### Written request:
Return the lines where the word "green" occurs.

### Record set:

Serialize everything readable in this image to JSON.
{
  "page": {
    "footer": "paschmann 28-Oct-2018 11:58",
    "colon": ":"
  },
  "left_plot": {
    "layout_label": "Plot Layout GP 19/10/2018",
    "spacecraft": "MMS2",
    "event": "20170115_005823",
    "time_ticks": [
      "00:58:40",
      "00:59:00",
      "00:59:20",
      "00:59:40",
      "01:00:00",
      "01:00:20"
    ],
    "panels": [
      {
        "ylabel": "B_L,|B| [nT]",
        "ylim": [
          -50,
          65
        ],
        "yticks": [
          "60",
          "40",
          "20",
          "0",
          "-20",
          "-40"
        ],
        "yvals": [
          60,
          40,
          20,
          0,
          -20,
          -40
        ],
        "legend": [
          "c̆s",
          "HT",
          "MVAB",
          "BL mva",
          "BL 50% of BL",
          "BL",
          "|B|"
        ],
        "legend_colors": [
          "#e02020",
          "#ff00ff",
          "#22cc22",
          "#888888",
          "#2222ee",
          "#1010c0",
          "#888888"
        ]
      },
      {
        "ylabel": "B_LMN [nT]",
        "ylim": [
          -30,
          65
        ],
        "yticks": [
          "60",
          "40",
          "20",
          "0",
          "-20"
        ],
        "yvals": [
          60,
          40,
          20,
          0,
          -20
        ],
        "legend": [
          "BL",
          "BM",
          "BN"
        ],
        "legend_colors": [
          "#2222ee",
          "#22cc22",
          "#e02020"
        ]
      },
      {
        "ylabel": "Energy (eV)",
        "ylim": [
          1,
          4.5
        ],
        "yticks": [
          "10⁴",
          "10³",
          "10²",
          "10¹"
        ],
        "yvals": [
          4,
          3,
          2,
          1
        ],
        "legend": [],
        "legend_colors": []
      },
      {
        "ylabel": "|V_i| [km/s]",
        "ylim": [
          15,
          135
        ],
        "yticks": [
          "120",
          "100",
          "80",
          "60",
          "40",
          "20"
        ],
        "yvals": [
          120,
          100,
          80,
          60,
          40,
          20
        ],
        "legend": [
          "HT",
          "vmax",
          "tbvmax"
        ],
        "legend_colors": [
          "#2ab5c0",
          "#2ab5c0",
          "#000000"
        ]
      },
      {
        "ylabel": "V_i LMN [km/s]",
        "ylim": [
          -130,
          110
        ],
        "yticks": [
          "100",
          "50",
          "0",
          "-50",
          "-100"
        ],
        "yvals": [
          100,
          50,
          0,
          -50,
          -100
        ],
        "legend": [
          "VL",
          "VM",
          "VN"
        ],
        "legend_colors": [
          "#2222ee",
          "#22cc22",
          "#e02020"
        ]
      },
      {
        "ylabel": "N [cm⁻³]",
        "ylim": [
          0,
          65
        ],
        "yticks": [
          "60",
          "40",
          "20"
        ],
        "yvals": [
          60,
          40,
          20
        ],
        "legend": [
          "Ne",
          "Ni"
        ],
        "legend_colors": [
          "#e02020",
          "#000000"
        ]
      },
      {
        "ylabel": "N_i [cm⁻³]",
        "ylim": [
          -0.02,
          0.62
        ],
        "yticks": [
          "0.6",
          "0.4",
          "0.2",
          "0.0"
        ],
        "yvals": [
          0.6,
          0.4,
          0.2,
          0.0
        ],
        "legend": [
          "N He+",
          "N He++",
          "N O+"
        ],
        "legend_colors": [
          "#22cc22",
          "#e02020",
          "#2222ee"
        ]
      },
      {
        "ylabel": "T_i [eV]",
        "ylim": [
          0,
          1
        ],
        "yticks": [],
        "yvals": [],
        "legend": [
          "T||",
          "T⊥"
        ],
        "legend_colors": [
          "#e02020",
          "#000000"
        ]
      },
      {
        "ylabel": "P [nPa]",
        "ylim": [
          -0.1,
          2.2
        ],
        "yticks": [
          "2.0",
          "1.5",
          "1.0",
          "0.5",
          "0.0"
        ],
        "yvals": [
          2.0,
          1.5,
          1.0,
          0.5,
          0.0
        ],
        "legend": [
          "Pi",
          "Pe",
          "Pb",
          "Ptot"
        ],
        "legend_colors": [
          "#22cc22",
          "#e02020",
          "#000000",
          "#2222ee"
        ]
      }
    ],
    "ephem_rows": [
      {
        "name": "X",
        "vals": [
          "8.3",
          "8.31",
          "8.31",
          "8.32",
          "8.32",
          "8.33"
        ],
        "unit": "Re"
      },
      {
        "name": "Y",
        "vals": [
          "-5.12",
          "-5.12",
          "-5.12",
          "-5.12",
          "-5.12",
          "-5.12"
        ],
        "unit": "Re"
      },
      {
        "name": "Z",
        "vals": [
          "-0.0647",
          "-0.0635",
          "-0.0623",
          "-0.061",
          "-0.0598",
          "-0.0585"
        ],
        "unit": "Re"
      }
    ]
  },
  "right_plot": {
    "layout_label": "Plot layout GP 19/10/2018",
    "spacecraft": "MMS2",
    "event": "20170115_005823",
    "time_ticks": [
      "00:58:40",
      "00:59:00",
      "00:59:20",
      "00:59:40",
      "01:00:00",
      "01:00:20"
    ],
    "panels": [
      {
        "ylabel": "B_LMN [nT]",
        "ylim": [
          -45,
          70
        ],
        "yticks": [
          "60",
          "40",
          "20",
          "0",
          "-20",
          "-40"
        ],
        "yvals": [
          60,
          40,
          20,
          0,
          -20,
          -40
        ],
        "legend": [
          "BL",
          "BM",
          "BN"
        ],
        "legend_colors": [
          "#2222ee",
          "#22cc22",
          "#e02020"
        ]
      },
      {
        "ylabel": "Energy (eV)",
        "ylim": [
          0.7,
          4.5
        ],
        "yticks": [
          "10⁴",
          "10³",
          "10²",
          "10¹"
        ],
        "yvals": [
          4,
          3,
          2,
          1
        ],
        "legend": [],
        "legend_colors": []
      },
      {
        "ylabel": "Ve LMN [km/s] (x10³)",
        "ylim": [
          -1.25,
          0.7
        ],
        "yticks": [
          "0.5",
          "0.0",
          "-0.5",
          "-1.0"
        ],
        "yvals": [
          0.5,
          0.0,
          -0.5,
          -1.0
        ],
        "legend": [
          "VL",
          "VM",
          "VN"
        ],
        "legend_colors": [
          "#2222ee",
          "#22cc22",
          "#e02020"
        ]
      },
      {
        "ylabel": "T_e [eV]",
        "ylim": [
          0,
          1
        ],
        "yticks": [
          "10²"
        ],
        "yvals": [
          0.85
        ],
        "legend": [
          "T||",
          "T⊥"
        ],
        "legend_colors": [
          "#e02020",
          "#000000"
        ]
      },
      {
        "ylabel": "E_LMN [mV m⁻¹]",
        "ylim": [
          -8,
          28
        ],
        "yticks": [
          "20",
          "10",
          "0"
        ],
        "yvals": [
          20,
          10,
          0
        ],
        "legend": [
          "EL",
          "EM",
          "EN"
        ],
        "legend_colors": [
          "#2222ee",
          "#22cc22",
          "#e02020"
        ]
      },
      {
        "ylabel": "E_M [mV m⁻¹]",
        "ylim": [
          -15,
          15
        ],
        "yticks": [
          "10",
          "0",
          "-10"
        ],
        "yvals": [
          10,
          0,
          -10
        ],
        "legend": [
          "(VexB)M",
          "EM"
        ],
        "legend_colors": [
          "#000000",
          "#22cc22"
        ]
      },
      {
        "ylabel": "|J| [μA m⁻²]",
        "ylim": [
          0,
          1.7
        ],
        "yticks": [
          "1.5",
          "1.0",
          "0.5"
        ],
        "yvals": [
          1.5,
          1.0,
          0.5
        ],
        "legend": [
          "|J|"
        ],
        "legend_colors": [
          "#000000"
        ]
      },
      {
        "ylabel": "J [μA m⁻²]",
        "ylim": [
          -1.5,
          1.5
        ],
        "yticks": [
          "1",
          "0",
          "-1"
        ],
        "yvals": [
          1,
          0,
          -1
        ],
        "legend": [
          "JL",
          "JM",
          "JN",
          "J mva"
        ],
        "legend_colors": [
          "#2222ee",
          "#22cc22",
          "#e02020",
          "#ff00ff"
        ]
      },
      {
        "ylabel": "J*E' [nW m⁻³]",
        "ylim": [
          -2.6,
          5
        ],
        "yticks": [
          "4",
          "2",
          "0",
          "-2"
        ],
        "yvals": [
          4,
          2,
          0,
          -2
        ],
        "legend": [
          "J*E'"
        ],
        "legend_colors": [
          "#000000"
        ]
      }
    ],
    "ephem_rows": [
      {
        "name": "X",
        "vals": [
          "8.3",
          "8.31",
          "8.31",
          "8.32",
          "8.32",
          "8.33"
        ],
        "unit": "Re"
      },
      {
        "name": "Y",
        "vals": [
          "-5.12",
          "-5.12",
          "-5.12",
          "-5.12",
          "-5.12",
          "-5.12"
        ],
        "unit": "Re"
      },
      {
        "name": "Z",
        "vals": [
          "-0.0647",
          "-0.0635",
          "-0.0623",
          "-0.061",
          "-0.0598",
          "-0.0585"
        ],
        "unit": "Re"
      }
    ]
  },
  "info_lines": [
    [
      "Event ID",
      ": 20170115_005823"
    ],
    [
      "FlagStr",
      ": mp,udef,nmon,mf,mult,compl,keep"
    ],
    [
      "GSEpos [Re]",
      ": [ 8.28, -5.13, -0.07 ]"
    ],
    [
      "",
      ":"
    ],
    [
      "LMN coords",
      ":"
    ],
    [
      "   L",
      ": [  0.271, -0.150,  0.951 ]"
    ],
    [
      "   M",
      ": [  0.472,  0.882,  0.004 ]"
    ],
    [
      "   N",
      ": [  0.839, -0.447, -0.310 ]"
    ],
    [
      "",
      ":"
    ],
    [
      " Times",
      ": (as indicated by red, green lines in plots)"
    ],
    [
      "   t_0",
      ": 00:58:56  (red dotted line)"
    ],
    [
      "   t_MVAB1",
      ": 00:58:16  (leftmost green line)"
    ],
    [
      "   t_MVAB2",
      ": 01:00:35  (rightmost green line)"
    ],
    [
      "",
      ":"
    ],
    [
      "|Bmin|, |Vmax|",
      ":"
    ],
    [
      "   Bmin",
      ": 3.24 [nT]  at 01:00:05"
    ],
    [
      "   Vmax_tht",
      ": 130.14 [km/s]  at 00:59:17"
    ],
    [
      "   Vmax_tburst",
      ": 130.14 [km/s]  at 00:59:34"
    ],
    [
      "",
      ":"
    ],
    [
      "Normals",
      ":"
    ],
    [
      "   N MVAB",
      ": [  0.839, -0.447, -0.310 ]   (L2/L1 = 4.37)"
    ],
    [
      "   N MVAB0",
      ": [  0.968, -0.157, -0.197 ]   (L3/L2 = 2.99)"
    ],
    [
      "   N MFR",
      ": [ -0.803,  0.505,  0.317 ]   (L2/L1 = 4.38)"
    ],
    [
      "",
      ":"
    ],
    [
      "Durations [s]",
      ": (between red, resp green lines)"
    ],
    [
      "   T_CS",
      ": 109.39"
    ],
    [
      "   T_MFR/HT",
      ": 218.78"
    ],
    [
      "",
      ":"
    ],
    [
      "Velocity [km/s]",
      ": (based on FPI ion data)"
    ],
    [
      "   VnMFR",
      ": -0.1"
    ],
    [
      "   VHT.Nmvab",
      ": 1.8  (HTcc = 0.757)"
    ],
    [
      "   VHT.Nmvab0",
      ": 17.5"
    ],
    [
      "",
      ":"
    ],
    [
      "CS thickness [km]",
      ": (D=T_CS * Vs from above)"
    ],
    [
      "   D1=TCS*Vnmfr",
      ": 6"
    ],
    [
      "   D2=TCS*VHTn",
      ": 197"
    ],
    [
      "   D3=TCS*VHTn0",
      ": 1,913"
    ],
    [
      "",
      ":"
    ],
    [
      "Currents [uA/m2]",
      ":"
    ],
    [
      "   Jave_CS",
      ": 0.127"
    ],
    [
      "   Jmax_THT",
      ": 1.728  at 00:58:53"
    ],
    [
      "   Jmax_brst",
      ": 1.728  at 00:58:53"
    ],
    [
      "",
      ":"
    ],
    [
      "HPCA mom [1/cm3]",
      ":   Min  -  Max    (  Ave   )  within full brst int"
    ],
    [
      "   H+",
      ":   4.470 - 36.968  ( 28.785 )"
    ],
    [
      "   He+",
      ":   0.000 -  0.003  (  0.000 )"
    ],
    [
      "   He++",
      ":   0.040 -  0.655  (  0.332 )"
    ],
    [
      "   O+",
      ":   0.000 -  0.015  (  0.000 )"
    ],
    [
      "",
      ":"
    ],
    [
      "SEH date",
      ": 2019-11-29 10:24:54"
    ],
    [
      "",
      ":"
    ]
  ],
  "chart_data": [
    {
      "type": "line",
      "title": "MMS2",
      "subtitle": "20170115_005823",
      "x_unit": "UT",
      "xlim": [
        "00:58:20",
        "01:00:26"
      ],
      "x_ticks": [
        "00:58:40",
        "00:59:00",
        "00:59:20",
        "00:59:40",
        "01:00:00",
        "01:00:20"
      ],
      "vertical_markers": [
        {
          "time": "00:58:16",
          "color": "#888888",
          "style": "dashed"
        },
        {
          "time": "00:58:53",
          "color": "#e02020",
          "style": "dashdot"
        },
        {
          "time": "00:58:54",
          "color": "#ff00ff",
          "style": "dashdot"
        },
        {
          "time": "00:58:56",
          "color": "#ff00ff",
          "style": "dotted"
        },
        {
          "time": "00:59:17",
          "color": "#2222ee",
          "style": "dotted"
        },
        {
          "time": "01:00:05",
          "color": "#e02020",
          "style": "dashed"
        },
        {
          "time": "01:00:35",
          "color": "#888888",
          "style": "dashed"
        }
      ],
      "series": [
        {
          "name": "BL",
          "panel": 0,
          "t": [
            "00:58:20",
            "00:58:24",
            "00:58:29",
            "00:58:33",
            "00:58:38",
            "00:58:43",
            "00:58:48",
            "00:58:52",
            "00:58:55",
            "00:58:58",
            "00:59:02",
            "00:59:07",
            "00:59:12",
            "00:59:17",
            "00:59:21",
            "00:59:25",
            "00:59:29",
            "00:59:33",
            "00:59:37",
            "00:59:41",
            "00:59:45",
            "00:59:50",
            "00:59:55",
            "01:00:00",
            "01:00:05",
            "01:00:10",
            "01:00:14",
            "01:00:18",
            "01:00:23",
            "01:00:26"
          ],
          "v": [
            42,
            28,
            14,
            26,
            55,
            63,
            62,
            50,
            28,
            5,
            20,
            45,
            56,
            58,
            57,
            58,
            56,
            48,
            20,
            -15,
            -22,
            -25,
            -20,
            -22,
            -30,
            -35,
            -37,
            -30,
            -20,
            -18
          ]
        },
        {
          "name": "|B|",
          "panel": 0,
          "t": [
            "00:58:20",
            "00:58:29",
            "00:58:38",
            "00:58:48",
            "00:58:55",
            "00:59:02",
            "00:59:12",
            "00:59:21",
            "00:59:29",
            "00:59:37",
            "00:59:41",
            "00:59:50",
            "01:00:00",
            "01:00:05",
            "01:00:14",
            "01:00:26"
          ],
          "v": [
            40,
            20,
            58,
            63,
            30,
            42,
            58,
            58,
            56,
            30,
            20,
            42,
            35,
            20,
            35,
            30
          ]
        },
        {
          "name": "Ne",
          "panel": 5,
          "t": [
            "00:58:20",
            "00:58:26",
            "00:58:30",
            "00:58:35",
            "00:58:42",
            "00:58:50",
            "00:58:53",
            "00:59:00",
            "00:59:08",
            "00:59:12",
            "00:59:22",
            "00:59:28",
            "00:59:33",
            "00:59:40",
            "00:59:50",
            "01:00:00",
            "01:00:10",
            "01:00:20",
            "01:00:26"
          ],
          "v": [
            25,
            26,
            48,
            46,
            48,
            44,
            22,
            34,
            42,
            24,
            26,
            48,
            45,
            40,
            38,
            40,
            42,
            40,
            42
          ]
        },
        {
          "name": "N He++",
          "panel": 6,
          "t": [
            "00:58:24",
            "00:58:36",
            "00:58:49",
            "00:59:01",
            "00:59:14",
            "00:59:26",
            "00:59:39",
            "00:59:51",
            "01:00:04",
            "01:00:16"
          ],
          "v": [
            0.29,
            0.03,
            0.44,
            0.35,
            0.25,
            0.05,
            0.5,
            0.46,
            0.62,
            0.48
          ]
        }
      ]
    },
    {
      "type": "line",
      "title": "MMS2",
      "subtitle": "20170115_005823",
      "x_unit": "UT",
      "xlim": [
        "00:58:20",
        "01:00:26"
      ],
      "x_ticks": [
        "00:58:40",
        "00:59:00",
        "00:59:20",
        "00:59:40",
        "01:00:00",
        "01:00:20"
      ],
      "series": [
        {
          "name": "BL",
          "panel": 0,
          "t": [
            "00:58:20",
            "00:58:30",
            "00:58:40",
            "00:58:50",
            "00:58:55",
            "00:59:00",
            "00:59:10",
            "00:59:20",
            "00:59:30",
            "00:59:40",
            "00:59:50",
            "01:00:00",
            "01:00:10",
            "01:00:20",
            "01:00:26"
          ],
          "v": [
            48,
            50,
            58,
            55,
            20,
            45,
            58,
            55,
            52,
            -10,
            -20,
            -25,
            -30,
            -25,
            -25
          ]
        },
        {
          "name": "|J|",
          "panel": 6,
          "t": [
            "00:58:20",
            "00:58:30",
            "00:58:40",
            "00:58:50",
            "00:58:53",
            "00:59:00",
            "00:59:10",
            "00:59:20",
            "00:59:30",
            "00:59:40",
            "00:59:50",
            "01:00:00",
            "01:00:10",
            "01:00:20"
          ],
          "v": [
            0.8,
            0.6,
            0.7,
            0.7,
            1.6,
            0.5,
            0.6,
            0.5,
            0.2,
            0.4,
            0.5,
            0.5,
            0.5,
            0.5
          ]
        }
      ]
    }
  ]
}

### Solution for this task:
      ": (as indicated by red, green lines in plots)"
      ": 00:58:16  (leftmost green line)"
      ": 01:00:35  (rightmost green line)"
      ": (between red, resp green lines)"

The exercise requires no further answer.